▸ Stated problem: Seek out every line containing the word "JSON", and copy each.

═══ Data provided ═══

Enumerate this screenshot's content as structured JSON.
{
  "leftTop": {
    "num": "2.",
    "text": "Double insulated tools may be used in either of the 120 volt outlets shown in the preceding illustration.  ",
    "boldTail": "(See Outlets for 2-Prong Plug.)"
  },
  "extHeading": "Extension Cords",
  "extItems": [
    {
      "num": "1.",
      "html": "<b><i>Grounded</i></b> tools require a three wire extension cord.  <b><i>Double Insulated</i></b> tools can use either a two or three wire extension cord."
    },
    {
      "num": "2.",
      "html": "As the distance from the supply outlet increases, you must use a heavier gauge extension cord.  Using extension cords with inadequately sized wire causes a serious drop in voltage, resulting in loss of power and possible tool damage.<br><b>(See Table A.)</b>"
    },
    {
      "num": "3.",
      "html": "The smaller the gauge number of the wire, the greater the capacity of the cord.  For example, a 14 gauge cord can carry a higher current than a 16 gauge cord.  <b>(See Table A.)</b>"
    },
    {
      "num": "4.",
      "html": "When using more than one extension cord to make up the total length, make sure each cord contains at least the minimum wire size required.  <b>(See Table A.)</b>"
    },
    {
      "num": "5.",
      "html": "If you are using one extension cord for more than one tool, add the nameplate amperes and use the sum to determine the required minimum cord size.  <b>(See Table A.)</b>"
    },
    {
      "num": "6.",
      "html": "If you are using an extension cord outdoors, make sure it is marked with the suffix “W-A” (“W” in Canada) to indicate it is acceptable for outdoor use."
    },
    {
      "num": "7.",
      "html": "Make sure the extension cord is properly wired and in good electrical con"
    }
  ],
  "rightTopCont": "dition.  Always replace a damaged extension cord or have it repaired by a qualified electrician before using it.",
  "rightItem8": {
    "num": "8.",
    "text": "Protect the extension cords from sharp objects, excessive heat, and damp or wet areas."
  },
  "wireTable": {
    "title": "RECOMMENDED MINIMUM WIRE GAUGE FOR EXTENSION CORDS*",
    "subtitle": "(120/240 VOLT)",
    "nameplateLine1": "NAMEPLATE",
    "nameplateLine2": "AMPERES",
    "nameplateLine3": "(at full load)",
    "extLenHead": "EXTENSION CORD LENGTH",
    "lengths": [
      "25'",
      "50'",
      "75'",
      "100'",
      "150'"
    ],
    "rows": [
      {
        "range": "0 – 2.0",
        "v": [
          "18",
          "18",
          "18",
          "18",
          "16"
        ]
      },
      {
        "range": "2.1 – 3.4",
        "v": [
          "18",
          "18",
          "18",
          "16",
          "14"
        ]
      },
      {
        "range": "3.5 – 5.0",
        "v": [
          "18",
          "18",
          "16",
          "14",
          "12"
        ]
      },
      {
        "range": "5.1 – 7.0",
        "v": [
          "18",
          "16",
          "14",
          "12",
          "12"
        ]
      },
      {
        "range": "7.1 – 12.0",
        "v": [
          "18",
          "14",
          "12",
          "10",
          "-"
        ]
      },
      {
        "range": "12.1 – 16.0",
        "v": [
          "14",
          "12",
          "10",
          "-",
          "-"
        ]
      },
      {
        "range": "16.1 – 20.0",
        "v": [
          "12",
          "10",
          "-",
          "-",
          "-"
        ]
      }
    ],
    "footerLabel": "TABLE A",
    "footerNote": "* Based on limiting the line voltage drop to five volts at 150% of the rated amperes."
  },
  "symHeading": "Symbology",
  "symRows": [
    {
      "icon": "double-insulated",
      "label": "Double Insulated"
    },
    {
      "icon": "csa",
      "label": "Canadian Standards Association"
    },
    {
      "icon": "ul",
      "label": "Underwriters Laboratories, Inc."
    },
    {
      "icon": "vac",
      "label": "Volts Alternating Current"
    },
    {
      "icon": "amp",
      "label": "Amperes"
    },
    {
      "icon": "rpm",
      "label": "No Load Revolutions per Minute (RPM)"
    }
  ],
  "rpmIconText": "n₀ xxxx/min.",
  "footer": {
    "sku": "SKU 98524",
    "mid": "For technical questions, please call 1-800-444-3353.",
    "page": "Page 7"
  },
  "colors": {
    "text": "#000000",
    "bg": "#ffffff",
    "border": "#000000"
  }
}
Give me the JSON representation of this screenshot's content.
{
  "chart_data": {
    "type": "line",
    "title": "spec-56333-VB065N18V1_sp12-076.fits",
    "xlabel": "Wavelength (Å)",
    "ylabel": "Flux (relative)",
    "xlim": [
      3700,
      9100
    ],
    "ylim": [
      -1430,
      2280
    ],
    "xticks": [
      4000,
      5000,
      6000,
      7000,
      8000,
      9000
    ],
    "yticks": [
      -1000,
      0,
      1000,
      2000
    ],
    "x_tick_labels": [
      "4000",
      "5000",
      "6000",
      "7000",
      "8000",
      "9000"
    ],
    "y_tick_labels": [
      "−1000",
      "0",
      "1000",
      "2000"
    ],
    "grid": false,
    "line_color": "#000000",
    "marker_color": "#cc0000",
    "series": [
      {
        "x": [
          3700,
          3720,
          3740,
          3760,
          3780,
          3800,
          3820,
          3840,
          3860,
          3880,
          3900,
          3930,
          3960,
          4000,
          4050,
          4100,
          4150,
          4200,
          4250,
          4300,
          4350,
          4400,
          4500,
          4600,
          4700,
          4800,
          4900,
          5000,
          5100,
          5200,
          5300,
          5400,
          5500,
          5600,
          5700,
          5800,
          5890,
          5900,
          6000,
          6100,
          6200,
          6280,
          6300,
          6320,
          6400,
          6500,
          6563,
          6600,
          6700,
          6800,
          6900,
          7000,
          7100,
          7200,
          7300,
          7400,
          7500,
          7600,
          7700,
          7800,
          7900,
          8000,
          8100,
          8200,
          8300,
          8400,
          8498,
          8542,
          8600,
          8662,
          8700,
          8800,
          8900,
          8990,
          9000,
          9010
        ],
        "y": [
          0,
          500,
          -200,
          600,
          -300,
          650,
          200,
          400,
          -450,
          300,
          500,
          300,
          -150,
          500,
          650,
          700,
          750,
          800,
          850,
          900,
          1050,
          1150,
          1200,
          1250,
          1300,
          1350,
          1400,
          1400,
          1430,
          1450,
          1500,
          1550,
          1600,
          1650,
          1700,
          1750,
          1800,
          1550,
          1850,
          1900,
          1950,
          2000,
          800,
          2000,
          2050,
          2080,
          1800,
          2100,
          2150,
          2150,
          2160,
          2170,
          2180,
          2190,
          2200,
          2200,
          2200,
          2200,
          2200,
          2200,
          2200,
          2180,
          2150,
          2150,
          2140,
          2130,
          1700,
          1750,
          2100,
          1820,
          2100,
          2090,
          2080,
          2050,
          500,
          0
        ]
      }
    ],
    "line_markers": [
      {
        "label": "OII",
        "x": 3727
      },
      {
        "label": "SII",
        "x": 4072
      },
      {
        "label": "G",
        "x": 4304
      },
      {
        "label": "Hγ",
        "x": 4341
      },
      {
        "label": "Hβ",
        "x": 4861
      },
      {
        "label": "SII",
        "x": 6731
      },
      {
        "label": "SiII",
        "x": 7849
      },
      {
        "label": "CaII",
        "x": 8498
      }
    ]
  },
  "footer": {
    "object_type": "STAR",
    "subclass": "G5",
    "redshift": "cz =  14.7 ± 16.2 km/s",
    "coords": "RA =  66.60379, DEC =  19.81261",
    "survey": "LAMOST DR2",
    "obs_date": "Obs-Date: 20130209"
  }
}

═══

▸ Written response:
Enumerate this screenshot's content as structured JSON.
Give me the JSON representation of this screenshot's content.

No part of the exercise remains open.